**Information shown:**
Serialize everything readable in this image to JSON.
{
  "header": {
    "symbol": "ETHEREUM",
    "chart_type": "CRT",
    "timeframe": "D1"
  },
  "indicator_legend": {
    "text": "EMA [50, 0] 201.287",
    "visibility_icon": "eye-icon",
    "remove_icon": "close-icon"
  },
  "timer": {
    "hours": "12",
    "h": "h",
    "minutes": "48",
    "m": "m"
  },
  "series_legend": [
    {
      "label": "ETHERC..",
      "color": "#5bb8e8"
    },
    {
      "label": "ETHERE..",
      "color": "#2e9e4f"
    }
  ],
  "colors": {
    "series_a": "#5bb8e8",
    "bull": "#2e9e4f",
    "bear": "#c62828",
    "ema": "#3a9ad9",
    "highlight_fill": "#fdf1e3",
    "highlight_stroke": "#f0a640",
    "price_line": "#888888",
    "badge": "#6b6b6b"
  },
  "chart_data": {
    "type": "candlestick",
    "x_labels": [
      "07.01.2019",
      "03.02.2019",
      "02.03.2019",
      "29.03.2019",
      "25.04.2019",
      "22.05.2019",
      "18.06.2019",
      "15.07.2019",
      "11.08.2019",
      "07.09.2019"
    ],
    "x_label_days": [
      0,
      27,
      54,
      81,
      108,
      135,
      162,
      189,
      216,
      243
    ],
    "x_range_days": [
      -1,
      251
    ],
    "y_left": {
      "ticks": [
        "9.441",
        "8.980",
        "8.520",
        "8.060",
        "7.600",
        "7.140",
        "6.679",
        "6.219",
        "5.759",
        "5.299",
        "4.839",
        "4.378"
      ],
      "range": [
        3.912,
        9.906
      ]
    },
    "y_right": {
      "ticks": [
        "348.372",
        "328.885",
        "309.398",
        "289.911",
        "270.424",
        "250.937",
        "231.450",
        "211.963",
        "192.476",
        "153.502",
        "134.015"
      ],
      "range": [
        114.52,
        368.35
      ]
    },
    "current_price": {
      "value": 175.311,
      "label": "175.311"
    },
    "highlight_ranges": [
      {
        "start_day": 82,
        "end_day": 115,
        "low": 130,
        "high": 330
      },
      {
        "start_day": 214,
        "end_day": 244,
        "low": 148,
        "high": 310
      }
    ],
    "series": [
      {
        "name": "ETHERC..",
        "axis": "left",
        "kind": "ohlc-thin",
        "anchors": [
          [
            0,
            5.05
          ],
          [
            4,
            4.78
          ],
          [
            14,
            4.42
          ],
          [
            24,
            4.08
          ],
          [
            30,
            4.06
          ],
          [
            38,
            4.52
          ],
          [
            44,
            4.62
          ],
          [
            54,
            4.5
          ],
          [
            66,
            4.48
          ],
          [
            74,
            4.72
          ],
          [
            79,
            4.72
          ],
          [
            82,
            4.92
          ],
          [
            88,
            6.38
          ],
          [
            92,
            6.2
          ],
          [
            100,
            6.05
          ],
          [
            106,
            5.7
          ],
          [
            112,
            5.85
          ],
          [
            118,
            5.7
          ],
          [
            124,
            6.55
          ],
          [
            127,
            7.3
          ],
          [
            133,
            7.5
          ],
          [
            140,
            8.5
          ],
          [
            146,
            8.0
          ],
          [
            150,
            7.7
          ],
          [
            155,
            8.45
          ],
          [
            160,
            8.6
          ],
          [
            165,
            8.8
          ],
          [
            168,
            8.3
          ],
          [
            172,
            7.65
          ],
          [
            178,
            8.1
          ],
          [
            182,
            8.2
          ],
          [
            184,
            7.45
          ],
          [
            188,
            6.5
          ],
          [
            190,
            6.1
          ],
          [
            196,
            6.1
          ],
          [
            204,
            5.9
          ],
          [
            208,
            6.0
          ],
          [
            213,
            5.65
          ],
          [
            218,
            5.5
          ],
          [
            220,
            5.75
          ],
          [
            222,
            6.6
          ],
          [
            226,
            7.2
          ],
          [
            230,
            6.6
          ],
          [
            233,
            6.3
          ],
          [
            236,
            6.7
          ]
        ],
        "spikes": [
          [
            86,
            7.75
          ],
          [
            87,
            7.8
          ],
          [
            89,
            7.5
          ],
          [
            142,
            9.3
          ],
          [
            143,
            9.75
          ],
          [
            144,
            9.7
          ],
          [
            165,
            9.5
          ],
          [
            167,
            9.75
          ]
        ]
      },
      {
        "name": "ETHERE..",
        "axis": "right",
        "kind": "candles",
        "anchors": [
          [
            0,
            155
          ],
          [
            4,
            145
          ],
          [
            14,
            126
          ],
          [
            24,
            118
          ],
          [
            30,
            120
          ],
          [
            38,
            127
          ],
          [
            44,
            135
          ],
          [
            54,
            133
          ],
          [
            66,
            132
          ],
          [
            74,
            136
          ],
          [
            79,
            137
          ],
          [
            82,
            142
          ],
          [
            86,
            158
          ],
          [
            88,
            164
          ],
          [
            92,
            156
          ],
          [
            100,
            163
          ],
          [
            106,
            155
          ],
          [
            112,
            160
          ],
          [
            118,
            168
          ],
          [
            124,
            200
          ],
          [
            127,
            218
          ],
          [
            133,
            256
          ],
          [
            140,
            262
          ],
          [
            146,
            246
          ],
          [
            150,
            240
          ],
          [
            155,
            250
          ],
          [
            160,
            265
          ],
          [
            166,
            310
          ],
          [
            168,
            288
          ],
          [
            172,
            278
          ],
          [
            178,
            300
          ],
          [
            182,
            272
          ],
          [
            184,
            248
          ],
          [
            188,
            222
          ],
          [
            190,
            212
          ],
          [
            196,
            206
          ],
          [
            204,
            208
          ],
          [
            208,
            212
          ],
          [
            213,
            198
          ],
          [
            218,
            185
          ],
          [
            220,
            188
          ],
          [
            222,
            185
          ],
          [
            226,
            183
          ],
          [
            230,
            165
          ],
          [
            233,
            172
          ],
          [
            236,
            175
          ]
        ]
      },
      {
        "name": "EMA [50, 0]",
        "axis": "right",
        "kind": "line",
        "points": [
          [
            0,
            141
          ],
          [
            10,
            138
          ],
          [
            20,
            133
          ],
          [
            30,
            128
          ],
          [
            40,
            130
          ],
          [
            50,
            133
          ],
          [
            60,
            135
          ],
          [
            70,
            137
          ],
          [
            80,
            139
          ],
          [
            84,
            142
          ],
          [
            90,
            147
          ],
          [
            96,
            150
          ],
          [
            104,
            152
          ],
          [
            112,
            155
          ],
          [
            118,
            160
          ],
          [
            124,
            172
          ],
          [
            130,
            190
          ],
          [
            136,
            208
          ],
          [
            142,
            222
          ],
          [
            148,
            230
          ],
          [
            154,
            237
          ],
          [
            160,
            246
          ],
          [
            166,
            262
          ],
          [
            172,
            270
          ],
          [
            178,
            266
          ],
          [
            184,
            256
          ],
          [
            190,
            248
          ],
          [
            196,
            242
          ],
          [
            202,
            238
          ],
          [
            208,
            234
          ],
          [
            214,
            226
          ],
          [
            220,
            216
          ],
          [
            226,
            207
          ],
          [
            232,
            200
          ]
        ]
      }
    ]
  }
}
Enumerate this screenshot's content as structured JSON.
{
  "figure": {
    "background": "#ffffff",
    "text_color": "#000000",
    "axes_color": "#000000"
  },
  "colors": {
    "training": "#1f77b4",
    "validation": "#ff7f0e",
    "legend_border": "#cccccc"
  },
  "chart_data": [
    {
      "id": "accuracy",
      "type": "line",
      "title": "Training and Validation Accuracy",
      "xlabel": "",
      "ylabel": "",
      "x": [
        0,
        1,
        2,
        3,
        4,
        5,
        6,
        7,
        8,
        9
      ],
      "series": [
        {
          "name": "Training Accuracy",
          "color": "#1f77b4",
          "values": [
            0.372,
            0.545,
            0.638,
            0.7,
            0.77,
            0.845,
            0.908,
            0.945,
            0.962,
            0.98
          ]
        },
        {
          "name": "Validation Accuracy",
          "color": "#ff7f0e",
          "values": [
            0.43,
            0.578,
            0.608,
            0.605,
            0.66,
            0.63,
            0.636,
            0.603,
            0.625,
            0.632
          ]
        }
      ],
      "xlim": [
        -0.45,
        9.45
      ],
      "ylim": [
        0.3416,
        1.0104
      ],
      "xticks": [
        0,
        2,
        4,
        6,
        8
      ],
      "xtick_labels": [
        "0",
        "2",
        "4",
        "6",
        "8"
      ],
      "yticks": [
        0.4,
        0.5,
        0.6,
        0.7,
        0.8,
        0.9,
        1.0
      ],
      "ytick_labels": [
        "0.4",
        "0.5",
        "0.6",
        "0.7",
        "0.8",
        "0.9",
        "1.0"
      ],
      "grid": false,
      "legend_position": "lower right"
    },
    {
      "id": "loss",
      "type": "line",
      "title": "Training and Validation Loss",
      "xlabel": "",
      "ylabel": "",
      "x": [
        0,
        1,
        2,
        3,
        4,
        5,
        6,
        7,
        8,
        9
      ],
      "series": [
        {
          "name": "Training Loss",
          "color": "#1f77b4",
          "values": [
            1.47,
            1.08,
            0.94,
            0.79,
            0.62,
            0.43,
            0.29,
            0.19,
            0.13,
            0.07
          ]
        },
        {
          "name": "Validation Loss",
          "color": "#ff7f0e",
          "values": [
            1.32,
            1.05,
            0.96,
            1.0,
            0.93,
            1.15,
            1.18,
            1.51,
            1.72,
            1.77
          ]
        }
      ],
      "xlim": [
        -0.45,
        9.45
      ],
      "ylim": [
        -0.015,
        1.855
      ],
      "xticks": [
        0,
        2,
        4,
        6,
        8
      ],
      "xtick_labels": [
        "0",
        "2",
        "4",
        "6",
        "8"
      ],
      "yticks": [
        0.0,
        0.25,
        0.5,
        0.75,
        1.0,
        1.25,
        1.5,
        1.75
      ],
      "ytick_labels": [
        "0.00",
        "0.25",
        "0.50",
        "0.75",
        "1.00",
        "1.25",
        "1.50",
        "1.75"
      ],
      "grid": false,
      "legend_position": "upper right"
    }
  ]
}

**Work to be completed:**
Return only the number of lines in the entries that contain the string "this".

**Finished task:**
2